* [Problem details]: Return only the number of lines in the entries below that hold the word "type".

Records from a dataset:
* START *
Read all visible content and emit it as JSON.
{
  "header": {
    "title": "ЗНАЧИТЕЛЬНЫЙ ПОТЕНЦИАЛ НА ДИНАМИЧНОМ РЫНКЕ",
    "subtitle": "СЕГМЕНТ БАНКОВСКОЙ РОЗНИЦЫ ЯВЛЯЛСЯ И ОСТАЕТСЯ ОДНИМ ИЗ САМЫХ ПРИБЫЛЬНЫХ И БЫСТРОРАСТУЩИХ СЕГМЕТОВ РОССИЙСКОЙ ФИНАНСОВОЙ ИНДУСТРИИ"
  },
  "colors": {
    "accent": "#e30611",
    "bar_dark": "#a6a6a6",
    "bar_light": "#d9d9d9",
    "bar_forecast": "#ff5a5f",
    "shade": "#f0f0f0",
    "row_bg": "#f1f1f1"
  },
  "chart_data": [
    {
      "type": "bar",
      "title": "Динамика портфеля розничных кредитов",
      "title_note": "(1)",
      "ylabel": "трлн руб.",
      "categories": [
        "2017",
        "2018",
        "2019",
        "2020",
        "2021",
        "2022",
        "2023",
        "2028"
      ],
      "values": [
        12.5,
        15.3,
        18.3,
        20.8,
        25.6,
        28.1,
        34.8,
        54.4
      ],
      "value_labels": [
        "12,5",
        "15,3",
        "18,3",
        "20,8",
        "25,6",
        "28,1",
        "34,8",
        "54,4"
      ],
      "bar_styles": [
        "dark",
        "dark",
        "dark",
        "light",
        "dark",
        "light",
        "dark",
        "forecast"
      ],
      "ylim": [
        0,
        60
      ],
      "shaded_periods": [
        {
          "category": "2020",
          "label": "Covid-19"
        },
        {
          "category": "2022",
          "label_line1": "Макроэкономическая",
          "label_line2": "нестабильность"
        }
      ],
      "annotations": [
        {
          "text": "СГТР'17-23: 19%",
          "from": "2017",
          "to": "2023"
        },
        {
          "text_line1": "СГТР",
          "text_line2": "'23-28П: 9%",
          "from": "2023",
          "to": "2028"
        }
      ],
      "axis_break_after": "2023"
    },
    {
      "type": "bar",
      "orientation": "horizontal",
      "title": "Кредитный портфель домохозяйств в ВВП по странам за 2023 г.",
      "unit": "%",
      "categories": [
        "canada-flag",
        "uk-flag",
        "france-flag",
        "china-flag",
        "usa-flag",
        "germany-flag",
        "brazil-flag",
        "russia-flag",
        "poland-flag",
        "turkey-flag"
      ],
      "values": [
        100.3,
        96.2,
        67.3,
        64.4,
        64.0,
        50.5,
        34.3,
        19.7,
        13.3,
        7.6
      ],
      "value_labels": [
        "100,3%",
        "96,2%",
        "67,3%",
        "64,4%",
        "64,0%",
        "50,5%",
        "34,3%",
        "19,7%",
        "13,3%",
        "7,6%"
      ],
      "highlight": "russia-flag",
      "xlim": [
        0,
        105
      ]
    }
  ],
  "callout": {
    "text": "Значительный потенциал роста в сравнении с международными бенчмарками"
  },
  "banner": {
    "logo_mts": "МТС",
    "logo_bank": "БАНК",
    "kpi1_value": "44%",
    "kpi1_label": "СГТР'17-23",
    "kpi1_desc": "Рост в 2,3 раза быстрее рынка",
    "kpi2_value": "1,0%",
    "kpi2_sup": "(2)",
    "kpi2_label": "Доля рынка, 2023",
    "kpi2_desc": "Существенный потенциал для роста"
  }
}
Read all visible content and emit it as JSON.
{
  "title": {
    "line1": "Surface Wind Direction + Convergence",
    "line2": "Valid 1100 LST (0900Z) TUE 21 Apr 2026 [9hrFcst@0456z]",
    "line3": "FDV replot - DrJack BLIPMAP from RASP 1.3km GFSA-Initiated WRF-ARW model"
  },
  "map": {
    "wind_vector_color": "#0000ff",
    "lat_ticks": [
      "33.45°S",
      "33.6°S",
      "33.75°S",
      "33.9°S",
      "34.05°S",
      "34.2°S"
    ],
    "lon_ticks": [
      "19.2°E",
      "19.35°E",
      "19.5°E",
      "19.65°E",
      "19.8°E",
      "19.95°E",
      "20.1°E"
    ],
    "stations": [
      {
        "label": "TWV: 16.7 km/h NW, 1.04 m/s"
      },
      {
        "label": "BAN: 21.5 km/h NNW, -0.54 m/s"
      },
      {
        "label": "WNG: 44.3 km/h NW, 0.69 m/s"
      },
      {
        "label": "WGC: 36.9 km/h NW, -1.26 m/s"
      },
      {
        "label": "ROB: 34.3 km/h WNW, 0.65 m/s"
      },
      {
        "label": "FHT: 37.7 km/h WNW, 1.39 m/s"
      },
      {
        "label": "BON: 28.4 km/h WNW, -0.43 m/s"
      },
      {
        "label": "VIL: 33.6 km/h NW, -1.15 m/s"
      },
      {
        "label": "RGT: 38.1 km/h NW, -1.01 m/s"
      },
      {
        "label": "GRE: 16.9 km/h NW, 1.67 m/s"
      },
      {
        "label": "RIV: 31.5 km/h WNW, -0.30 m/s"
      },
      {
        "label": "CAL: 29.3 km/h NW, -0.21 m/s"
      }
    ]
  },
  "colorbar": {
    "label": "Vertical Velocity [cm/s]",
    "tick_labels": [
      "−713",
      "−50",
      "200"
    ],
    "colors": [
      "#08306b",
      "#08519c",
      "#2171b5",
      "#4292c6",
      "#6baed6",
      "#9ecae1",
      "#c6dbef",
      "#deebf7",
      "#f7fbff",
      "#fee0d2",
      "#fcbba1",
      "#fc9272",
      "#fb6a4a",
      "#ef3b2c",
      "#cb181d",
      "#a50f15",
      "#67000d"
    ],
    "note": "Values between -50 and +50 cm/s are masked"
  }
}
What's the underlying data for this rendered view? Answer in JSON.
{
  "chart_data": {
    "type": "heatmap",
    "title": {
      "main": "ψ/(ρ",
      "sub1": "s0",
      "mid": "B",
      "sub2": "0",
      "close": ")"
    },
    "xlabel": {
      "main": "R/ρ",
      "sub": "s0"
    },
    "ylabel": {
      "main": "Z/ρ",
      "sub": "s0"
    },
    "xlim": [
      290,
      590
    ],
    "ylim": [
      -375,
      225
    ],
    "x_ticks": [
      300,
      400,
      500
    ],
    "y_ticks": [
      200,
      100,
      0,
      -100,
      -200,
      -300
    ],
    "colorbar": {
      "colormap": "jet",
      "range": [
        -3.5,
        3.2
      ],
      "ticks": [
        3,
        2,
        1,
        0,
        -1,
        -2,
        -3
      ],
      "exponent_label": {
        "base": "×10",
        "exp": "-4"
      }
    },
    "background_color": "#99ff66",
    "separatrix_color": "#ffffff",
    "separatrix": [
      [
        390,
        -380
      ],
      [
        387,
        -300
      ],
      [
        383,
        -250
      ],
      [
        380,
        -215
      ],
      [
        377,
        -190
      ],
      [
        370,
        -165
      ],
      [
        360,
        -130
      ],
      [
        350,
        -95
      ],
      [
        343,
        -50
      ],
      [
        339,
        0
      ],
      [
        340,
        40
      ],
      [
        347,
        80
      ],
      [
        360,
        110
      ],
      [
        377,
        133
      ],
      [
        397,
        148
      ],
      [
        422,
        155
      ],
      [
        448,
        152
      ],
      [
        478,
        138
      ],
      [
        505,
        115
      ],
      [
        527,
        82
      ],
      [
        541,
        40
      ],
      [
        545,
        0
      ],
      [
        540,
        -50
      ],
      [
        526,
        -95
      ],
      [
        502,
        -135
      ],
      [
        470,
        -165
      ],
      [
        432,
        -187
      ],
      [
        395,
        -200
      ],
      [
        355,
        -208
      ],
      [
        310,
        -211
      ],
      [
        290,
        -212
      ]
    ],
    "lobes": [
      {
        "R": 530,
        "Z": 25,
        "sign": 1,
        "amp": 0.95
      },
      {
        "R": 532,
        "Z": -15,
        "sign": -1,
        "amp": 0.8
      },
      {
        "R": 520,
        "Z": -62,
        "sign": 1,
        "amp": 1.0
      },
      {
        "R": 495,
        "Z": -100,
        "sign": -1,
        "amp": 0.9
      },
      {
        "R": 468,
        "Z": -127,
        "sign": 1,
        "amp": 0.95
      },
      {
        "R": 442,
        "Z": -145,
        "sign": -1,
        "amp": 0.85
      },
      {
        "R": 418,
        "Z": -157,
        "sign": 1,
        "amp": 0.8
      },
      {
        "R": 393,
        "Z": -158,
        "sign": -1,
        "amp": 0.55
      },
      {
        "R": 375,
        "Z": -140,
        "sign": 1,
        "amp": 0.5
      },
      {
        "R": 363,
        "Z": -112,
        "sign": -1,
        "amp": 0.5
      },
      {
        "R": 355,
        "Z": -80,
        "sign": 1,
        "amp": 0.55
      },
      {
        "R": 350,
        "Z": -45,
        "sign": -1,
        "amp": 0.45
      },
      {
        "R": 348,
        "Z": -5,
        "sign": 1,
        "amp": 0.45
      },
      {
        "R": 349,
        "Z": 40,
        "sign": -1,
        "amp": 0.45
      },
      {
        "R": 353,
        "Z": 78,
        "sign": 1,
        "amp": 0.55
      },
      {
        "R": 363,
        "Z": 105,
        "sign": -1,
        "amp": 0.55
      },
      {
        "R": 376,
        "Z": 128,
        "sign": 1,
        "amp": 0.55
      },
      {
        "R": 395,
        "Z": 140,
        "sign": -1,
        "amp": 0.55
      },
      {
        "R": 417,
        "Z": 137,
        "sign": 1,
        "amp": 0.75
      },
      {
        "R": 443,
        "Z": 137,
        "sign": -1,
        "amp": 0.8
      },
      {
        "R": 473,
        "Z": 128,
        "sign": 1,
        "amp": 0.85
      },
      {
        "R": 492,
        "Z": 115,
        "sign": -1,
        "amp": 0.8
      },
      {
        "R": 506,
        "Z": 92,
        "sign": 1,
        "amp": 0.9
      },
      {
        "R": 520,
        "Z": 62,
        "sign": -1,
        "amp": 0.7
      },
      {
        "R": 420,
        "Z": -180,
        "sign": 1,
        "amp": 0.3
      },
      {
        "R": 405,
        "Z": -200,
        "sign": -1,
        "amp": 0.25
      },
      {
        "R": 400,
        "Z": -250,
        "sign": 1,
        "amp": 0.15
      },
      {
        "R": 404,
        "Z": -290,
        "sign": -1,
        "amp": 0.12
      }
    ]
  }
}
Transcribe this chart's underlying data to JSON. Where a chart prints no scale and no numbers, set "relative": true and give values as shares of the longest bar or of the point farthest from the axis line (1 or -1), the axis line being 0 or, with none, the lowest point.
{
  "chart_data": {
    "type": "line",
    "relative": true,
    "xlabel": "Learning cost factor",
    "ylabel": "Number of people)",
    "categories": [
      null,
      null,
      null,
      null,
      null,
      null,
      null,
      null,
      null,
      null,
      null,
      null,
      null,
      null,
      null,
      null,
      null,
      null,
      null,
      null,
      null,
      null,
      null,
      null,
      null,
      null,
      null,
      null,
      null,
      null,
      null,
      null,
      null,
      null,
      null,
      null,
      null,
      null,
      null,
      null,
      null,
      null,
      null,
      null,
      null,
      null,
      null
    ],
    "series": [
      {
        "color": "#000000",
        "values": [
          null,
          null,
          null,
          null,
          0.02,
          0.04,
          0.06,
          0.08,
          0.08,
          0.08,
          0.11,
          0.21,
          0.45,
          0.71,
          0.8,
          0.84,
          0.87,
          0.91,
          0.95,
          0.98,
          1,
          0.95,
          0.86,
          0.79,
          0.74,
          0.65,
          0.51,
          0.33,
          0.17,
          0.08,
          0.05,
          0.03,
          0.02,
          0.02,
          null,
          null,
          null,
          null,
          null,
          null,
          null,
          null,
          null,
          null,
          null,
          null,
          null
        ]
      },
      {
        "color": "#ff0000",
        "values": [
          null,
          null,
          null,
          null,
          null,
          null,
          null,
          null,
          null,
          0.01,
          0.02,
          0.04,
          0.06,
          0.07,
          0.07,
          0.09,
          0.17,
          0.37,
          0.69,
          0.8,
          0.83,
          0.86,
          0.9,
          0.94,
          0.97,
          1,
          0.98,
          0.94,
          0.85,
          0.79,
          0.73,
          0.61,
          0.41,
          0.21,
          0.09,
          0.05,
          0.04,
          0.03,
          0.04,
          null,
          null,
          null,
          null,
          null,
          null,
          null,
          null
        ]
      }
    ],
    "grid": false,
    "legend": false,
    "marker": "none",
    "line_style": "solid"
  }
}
* END *
* [Exercise result]: 4